▶ [WORK INSTRUCTIONS] All of the records must be given again exactly.

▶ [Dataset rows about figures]
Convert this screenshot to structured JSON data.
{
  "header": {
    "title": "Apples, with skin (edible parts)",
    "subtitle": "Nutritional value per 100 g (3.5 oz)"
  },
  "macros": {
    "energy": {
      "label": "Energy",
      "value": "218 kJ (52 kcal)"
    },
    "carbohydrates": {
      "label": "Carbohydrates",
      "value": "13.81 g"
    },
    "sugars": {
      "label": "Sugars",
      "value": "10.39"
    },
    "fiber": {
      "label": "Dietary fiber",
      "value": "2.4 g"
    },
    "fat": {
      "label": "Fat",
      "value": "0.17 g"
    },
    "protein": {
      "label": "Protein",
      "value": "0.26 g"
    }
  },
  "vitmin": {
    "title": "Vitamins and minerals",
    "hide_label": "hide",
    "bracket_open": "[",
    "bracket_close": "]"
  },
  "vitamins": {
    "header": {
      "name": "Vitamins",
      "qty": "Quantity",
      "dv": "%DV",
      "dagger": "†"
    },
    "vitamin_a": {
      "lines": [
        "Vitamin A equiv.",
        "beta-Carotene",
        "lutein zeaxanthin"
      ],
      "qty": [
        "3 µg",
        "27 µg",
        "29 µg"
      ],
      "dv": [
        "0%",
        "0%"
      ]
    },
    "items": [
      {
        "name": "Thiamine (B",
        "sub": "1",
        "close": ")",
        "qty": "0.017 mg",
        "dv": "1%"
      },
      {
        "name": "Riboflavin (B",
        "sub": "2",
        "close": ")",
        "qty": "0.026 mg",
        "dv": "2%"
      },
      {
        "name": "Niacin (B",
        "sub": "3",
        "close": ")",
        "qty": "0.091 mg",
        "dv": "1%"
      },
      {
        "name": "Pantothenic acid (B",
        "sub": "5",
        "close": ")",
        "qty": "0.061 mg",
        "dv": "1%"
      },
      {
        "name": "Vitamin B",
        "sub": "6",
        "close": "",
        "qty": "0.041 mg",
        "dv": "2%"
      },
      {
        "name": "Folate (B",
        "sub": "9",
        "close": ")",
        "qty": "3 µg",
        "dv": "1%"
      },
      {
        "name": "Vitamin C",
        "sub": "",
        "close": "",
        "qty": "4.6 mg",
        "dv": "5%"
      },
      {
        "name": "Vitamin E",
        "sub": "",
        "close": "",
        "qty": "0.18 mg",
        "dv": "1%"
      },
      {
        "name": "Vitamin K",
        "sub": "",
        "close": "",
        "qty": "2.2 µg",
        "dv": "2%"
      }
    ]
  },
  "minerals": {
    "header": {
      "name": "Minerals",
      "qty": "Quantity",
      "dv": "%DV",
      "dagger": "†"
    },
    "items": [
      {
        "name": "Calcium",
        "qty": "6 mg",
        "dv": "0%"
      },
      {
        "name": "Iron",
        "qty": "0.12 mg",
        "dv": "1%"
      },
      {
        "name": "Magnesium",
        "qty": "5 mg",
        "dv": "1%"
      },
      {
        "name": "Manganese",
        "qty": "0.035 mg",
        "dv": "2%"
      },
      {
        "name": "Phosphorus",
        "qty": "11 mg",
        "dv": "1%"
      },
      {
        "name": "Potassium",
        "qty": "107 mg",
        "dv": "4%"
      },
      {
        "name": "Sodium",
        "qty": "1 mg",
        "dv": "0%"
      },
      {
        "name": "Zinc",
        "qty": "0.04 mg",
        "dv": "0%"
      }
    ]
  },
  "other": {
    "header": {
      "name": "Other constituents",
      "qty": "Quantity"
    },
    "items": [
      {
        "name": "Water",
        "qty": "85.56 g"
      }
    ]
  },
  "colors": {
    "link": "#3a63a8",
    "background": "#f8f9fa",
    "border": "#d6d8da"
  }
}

▶ [REPLY]
Convert this screenshot to structured JSON data.
{
  "header": {
    "title": "Apples, with skin (edible parts)",
    "subtitle": "Nutritional value per 100 g (3.5 oz)"
  },
  "macros": {
    "energy": {
      "label": "Energy",
      "value": "218 kJ (52 kcal)"
    },
    "carbohydrates": {
      "label": "Carbohydrates",
      "value": "13.81 g"
    },
    "sugars": {
      "label": "Sugars",
      "value": "10.39"
    },
    "fiber": {
      "label": "Dietary fiber",
      "value": "2.4 g"
    },
    "fat": {
      "label": "Fat",
      "value": "0.17 g"
    },
    "protein": {
      "label": "Protein",
      "value": "0.26 g"
    }
  },
  "vitmin": {
    "title": "Vitamins and minerals",
    "hide_label": "hide",
    "bracket_open": "[",
    "bracket_close": "]"
  },
  "vitamins": {
    "header": {
      "name": "Vitamins",
      "qty": "Quantity",
      "dv": "%DV",
      "dagger": "†"
    },
    "vitamin_a": {
      "lines": [
        "Vitamin A equiv.",
        "beta-Carotene",
        "lutein zeaxanthin"
      ],
      "qty": [
        "3 µg",
        "27 µg",
        "29 µg"
      ],
      "dv": [
        "0%",
        "0%"
      ]
    },
    "items": [
      {
        "name": "Thiamine (B",
        "sub": "1",
        "close": ")",
        "qty": "0.017 mg",
        "dv": "1%"
      },
      {
        "name": "Riboflavin (B",
        "sub": "2",
        "close": ")",
        "qty": "0.026 mg",
        "dv": "2%"
      },
      {
        "name": "Niacin (B",
        "sub": "3",
        "close": ")",
        "qty": "0.091 mg",
        "dv": "1%"
      },
      {
        "name": "Pantothenic acid (B",
        "sub": "5",
        "close": ")",
        "qty": "0.061 mg",
        "dv": "1%"
      },
      {
        "name": "Vitamin B",
        "sub": "6",
        "close": "",
        "qty": "0.041 mg",
        "dv": "2%"
      },
      {
        "name": "Folate (B",
        "sub": "9",
        "close": ")",
        "qty": "3 µg",
        "dv": "1%"
      },
      {
        "name": "Vitamin C",
        "sub": "",
        "close": "",
        "qty": "4.6 mg",
        "dv": "5%"
      },
      {
        "name": "Vitamin E",
        "sub": "",
        "close": "",
        "qty": "0.18 mg",
        "dv": "1%"
      },
      {
        "name": "Vitamin K",
        "sub": "",
        "close": "",
        "qty": "2.2 µg",
        "dv": "2%"
      }
    ]
  },
  "minerals": {
    "header": {
      "name": "Minerals",
      "qty": "Quantity",
      "dv": "%DV",
      "dagger": "†"
    },
    "items": [
      {
        "name": "Calcium",
        "qty": "6 mg",
        "dv": "0%"
      },
      {
        "name": "Iron",
        "qty": "0.12 mg",
        "dv": "1%"
      },
      {
        "name": "Magnesium",
        "qty": "5 mg",
        "dv": "1%"
      },
      {
        "name": "Manganese",
        "qty": "0.035 mg",
        "dv": "2%"
      },
      {
        "name": "Phosphorus",
        "qty": "11 mg",
        "dv": "1%"
      },
      {
        "name": "Potassium",
        "qty": "107 mg",
        "dv": "4%"
      },
      {
        "name": "Sodium",
        "qty": "1 mg",
        "dv": "0%"
      },
      {
        "name": "Zinc",
        "qty": "0.04 mg",
        "dv": "0%"
      }
    ]
  },
  "other": {
    "header": {
      "name": "Other constituents",
      "qty": "Quantity"
    },
    "items": [
      {
        "name": "Water",
        "qty": "85.56 g"
      }
    ]
  },
  "colors": {
    "link": "#3a63a8",
    "background": "#f8f9fa",
    "border": "#d6d8da"
  }
}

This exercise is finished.